It was a time when music fans copied and traded recordings without
permission. An outraged music industry pushed Congress to pass
anti-piracy legislation. Yes, that time is now; it was also the era
of Napster in the 1990s, of cassette tapes in the 1970s, of
reel-to-reel tapes in the 1950s, even the phonograph epoch of the
1930s. Piracy, it turns out, is as old as recorded music itself. In
Democracy of Sound, Alex Sayf Cummings uncovers the little-known
history of music piracy and its sweeping effects on the definition
of copyright in the United States. When copyright emerged, only
visual material such as books and maps were thought to deserve
protection; even musical compositions were not included until 1831.
Once a performance could be captured on a wax cylinder or vinyl
disc, profound questions arose over the meaning of intellectual
property. Is only a written composition defined as a piece of art?
If a singer performs a different interpretation of a song, is it a
new and distinct work? Such questions have only grown more pressing
with the rise of sampling and other forms of musical pastiche.

▶ EXERCISE DIRECTIONS:
Extract the music piracy passage above word for word and in full.

▶ ENTRIES:
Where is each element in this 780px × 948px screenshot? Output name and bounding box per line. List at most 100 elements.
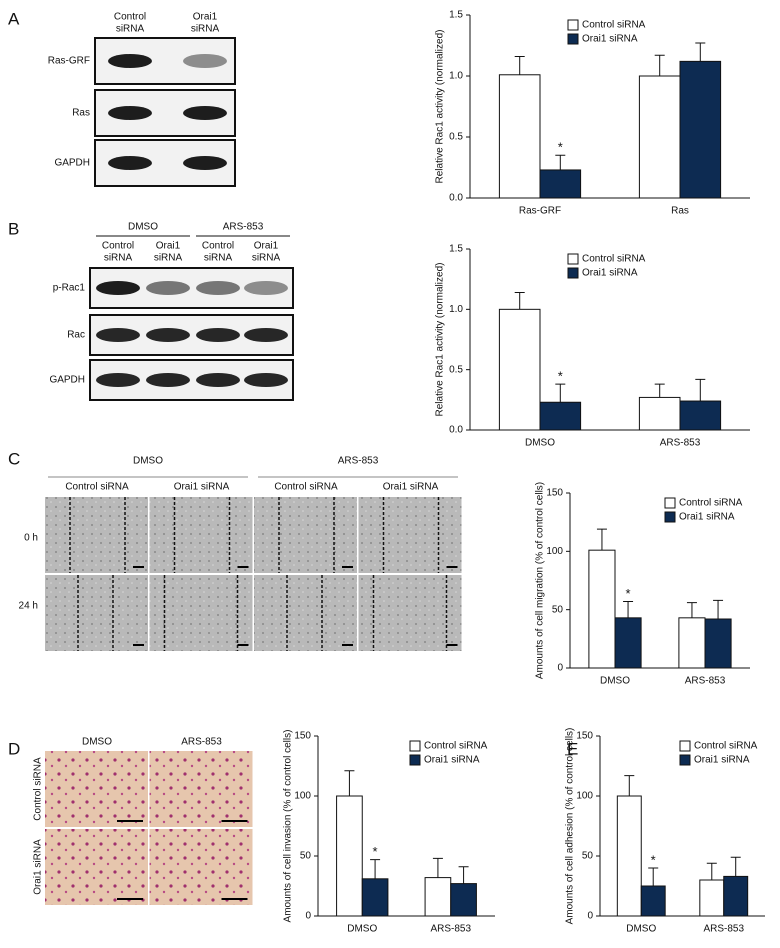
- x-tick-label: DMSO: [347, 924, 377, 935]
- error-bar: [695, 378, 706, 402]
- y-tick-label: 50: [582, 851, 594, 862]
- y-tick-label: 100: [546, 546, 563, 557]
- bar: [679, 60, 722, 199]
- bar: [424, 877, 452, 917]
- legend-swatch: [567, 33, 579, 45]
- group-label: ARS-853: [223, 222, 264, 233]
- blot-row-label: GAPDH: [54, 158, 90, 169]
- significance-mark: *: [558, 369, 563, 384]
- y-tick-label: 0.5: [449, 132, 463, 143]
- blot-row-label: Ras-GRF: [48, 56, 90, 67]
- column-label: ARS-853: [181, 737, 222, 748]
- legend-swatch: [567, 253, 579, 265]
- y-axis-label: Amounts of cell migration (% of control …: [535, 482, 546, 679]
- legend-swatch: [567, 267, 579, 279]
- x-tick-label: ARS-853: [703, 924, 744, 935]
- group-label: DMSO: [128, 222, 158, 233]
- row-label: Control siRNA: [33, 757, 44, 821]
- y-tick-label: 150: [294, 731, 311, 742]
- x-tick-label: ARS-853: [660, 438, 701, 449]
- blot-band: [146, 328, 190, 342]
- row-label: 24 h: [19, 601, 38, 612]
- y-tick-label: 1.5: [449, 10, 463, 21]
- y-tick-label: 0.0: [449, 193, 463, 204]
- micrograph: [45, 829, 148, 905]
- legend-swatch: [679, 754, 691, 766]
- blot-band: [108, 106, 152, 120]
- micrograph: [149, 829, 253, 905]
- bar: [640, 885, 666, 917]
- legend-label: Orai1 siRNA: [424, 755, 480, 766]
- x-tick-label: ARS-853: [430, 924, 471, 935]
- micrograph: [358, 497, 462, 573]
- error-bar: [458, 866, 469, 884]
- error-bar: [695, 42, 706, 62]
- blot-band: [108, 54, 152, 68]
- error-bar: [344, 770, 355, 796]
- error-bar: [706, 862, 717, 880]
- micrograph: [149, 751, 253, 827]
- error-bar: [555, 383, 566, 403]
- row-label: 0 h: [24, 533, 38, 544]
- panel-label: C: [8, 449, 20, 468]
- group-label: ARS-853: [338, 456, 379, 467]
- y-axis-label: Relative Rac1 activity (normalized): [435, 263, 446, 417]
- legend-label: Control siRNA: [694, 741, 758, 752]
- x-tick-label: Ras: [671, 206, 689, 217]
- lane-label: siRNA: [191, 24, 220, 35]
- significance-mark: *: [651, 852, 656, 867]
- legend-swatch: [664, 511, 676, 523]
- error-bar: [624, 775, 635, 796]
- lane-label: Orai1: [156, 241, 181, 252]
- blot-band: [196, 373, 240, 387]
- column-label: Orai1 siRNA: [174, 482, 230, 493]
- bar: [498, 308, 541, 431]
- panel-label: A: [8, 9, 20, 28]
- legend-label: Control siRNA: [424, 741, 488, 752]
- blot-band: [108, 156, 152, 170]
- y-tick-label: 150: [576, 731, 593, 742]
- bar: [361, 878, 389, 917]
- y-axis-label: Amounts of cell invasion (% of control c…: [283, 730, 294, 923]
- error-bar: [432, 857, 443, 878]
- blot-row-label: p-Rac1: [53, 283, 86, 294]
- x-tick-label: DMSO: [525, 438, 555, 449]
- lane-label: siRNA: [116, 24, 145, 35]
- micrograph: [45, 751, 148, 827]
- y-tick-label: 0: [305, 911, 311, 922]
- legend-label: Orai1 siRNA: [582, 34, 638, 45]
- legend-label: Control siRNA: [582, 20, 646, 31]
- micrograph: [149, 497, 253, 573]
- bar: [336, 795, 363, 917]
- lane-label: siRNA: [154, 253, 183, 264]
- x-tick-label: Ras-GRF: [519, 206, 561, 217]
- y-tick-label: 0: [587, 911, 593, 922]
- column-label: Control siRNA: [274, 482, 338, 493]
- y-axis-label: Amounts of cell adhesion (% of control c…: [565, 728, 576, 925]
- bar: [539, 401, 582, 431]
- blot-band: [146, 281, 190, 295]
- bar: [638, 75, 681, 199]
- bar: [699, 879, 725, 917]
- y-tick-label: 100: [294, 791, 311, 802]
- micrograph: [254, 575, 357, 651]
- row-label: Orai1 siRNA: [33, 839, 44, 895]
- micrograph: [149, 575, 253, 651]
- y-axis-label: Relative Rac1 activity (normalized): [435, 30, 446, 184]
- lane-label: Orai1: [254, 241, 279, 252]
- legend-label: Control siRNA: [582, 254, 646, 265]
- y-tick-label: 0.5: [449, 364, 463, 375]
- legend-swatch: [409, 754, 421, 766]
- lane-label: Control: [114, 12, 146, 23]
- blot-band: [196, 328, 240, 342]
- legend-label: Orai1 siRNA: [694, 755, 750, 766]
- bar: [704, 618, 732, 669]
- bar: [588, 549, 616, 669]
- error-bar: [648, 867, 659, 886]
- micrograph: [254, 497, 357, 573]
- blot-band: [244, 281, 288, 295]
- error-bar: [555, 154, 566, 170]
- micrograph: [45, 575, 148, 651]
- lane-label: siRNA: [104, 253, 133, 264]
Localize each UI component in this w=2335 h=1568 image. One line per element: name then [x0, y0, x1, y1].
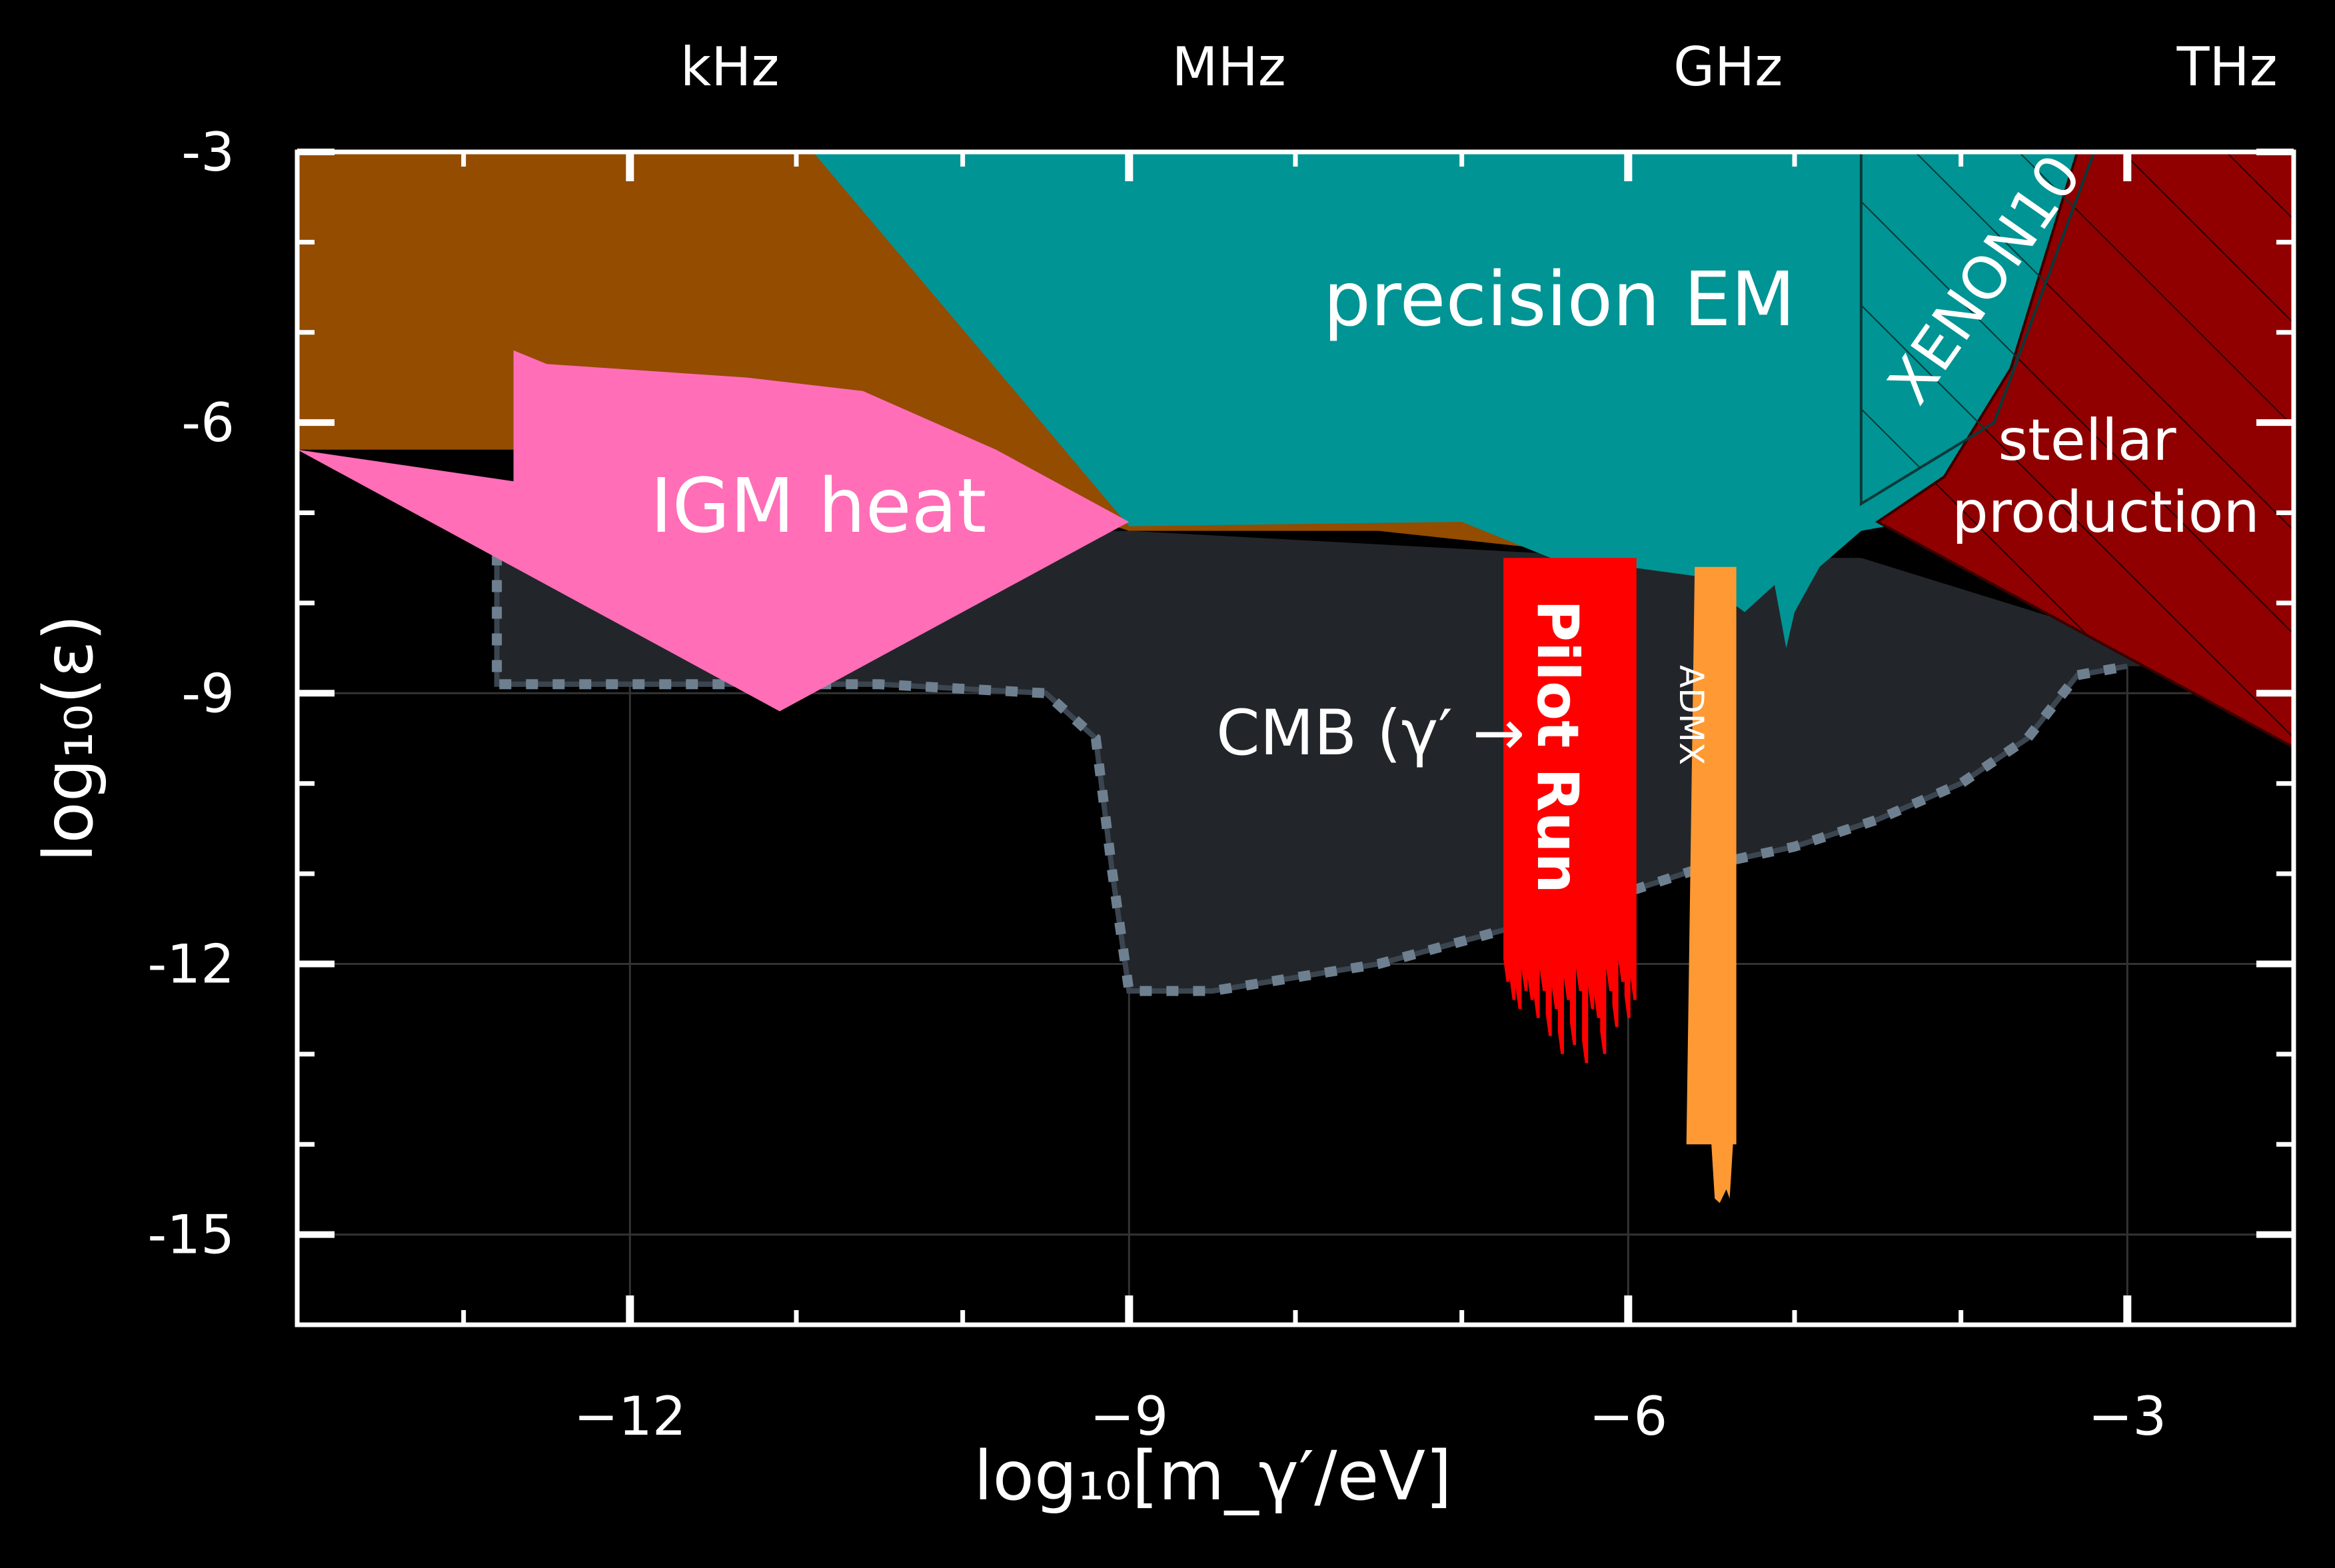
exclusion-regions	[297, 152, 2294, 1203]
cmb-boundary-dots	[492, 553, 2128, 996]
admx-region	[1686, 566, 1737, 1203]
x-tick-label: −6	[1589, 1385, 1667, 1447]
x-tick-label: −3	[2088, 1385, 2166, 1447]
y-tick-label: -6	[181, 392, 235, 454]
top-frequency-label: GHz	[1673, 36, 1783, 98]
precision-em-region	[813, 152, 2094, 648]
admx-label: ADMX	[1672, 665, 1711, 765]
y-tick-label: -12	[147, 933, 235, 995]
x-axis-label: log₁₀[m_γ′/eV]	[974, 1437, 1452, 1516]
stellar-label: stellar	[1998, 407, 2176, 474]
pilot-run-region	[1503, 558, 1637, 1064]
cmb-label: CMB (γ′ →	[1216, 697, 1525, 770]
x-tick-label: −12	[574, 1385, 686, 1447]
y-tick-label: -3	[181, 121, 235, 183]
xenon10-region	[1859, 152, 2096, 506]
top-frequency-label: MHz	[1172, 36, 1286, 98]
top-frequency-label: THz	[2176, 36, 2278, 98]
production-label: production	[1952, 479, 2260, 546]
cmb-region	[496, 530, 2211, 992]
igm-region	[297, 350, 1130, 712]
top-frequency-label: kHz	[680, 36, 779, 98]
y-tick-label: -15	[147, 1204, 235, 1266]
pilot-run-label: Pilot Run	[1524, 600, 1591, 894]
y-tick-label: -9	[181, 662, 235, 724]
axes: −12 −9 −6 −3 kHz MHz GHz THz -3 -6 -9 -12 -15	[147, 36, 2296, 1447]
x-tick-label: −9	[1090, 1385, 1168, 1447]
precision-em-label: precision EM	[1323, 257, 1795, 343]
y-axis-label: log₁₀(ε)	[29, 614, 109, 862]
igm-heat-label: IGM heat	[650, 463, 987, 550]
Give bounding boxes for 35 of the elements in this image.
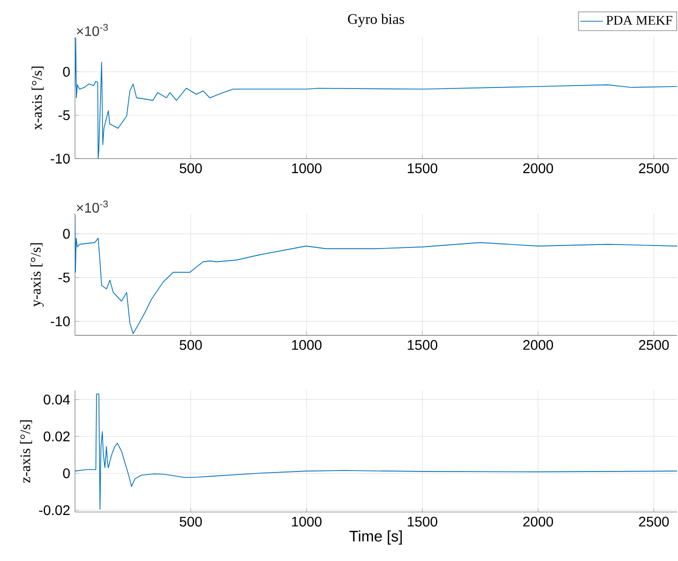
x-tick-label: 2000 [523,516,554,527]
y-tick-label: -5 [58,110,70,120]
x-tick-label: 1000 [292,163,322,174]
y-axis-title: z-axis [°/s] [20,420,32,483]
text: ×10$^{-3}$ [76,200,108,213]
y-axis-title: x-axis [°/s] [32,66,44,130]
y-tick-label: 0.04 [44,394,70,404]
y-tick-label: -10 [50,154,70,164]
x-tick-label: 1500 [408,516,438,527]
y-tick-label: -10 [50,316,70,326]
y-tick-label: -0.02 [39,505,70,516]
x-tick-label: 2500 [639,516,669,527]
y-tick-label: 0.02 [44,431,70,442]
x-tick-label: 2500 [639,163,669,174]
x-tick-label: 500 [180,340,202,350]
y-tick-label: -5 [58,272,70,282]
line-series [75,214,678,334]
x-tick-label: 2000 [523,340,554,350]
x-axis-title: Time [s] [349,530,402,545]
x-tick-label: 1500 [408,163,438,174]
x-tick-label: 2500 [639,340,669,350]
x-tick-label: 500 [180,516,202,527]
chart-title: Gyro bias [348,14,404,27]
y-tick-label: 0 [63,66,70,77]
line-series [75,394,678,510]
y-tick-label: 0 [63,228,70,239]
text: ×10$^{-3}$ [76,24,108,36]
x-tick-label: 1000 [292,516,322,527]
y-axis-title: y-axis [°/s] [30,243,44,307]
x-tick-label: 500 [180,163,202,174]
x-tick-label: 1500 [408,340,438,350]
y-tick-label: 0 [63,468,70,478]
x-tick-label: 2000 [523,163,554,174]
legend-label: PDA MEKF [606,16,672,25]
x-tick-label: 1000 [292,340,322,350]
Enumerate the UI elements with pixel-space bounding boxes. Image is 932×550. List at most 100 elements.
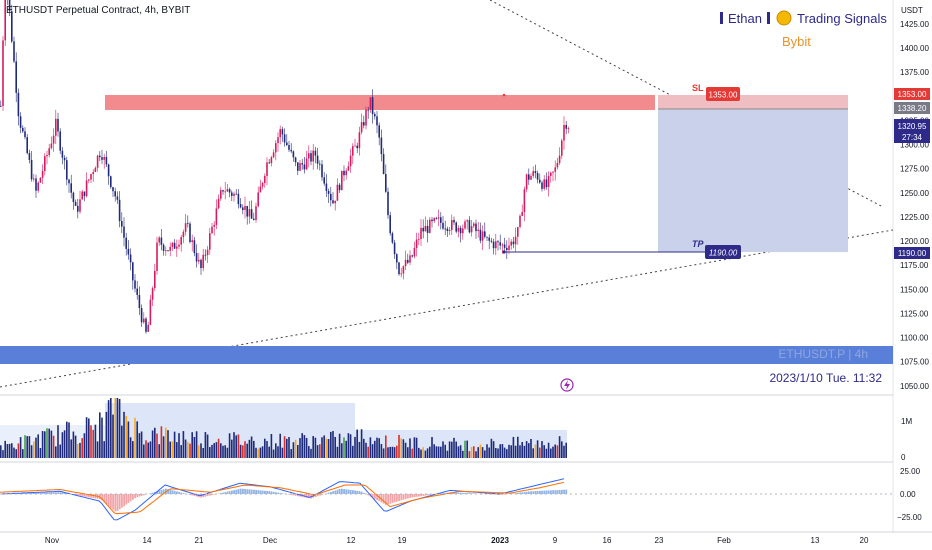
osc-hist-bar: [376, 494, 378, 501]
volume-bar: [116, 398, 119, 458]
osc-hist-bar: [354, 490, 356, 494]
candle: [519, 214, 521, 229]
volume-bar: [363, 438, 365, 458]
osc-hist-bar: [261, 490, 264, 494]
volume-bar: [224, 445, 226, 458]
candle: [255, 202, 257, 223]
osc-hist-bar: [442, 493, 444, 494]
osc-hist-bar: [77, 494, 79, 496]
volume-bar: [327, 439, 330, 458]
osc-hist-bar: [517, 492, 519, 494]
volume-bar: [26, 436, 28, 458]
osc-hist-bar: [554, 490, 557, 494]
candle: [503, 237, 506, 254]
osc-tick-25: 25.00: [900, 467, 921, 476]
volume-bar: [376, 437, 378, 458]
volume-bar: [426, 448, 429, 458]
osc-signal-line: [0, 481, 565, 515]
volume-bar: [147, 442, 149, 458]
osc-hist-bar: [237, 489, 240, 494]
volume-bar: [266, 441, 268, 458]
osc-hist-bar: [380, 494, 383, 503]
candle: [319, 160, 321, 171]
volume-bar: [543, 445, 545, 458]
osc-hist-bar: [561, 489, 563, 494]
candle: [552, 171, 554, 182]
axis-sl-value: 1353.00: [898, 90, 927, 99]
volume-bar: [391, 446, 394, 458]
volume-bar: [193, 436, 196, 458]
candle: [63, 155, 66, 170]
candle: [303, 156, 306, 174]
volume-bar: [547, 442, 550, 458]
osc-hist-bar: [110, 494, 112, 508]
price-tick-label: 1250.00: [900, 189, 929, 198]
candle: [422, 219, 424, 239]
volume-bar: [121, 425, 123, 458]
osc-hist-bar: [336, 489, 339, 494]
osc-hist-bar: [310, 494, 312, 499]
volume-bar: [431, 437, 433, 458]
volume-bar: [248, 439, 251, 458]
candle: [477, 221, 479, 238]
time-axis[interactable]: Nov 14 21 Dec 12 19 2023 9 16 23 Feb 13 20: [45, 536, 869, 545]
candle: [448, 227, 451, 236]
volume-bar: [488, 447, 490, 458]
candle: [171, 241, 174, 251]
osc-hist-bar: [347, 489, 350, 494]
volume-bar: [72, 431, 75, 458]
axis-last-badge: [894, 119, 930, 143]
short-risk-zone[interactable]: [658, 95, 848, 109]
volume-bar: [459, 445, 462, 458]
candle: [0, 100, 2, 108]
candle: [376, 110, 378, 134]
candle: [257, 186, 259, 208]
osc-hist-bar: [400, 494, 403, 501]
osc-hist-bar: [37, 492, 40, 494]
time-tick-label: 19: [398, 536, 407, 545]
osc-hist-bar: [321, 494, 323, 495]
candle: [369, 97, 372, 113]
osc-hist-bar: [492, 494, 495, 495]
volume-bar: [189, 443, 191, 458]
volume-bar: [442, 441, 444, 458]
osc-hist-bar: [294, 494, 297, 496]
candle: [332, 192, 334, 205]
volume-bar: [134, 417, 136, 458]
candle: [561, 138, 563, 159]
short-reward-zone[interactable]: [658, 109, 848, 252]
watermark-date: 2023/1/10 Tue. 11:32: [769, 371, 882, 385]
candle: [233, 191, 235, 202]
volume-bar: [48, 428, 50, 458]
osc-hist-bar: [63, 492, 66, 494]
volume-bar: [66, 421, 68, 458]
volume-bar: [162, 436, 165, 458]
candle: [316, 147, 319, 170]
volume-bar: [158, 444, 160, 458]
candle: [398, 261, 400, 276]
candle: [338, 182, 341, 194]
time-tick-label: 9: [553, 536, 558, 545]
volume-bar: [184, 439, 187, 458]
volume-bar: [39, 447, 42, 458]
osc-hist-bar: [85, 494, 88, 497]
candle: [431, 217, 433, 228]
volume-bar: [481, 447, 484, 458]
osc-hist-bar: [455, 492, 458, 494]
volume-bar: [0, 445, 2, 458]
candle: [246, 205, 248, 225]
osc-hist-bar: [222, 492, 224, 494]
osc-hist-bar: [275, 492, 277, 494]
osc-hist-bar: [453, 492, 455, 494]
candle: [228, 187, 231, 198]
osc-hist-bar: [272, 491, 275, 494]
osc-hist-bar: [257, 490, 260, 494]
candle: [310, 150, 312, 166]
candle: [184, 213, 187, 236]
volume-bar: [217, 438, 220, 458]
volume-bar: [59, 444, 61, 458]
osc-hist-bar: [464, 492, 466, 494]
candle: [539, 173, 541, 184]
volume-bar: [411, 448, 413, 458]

▶ WRITTEN ANSWER:
It was a time when music fans copied and traded recordings without
permission. An outraged music industry pushed Congress to pass
anti-piracy legislation. Yes, that time is now; it was also the era
of Napster in the 1990s, of cassette tapes in the 1970s, of
reel-to-reel tapes in the 1950s, even the phonograph epoch of the
1930s. Piracy, it turns out, is as old as recorded music itself. In
Democracy of Sound, Alex Sayf Cummings uncovers the little-known
history of music piracy and its sweeping effects on the definition
of copyright in the United States. When copyright emerged, only
visual material such as books and maps were thought to deserve
protection; even musical compositions were not included until 1831.
Once a performance could be captured on a wax cylinder or vinyl
disc, profound questions arose over the meaning of intellectual
property. Is only a written composition defined as a piece of art?
If a singer performs a different interpretation of a song, is it a
new and distinct work? Such questions have only grown more pressing
with the rise of sampling and other forms of musical pastiche.